#### [DIRECTIVE]
Transcribe the full listing exactly, and drop every picture.

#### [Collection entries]

>> Start

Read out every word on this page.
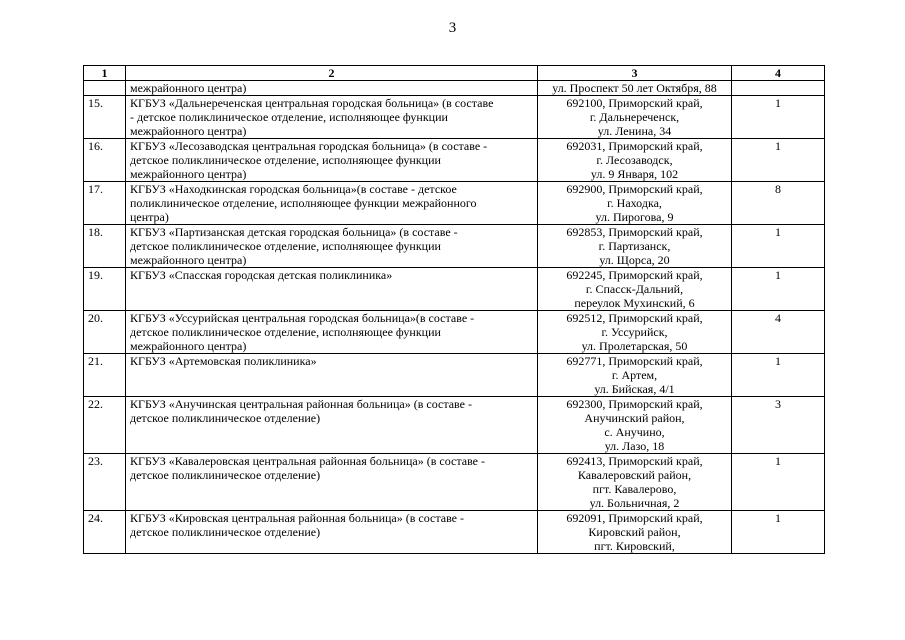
3
1	2	3	4
	межрайонного центра)	ул. Проспект 50 лет Октября, 88	
15.	КГБУЗ «Дальнереченская центральная городская больница» (в составе
- детское поликлиническое отделение, исполняющее функции
межрайонного центра)	692100, Приморский край,
г. Дальнереченск,
ул. Ленина, 34	1
16.	КГБУЗ «Лесозаводская центральная городская больница» (в составе -
детское поликлиническое отделение, исполняющее функции
межрайонного центра)	692031, Приморский край,
г. Лесозаводск,
ул. 9 Января, 102	1
17.	КГБУЗ «Находкинская городская больница»(в составе - детское
поликлиническое отделение, исполняющее функции межрайонного
центра)	692900, Приморский край,
г. Находка,
ул. Пирогова, 9	8
18.	КГБУЗ «Партизанская детская городская больница» (в составе -
детское поликлиническое отделение, исполняющее функции
межрайонного центра)	692853, Приморский край,
г. Партизанск,
ул. Щорса, 20	1
19.	КГБУЗ «Спасская городская детская поликлиника»	692245, Приморский край,
г. Спасск-Дальний,
переулок Мухинский, 6	1
20.	КГБУЗ «Уссурийская центральная городская больница»(в составе -
детское поликлиническое отделение, исполняющее функции
межрайонного центра)	692512, Приморский край,
г. Уссурийск,
ул. Пролетарская, 50	4
21.	КГБУЗ «Артемовская поликлиника»	692771, Приморский край,
г. Артем,
ул. Бийская, 4/1	1
22.	КГБУЗ «Анучинская центральная районная больница» (в составе -
детское поликлиническое отделение)	692300, Приморский край,
Анучинский район,
с. Анучино,
ул. Лазо, 18	3
23.	КГБУЗ «Кавалеровская центральная районная больница» (в составе -
детское поликлиническое отделение)	692413, Приморский край,
Кавалеровский район,
пгт. Кавалерово,
ул. Больничная, 2	1
24.	КГБУЗ «Кировская центральная районная больница» (в составе -
детское поликлиническое отделение)	692091, Приморский край,
Кировский район,
пгт. Кировский,	1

>> End

#### [SOLUTION FOR THIS TASK]
Read out every word on this page.
3
1	2	3	4
	межрайонного центра)	ул. Проспект 50 лет Октября, 88	
15.	КГБУЗ «Дальнереченская центральная городская больница» (в составе
- детское поликлиническое отделение, исполняющее функции
межрайонного центра)	692100, Приморский край,
г. Дальнереченск,
ул. Ленина, 34	1
16.	КГБУЗ «Лесозаводская центральная городская больница» (в составе -
детское поликлиническое отделение, исполняющее функции
межрайонного центра)	692031, Приморский край,
г. Лесозаводск,
ул. 9 Января, 102	1
17.	КГБУЗ «Находкинская городская больница»(в составе - детское
поликлиническое отделение, исполняющее функции межрайонного
центра)	692900, Приморский край,
г. Находка,
ул. Пирогова, 9	8
18.	КГБУЗ «Партизанская детская городская больница» (в составе -
детское поликлиническое отделение, исполняющее функции
межрайонного центра)	692853, Приморский край,
г. Партизанск,
ул. Щорса, 20	1
19.	КГБУЗ «Спасская городская детская поликлиника»	692245, Приморский край,
г. Спасск-Дальний,
переулок Мухинский, 6	1
20.	КГБУЗ «Уссурийская центральная городская больница»(в составе -
детское поликлиническое отделение, исполняющее функции
межрайонного центра)	692512, Приморский край,
г. Уссурийск,
ул. Пролетарская, 50	4
21.	КГБУЗ «Артемовская поликлиника»	692771, Приморский край,
г. Артем,
ул. Бийская, 4/1	1
22.	КГБУЗ «Анучинская центральная районная больница» (в составе -
детское поликлиническое отделение)	692300, Приморский край,
Анучинский район,
с. Анучино,
ул. Лазо, 18	3
23.	КГБУЗ «Кавалеровская центральная районная больница» (в составе -
детское поликлиническое отделение)	692413, Приморский край,
Кавалеровский район,
пгт. Кавалерово,
ул. Больничная, 2	1
24.	КГБУЗ «Кировская центральная районная больница» (в составе -
детское поликлиническое отделение)	692091, Приморский край,
Кировский район,
пгт. Кировский,	1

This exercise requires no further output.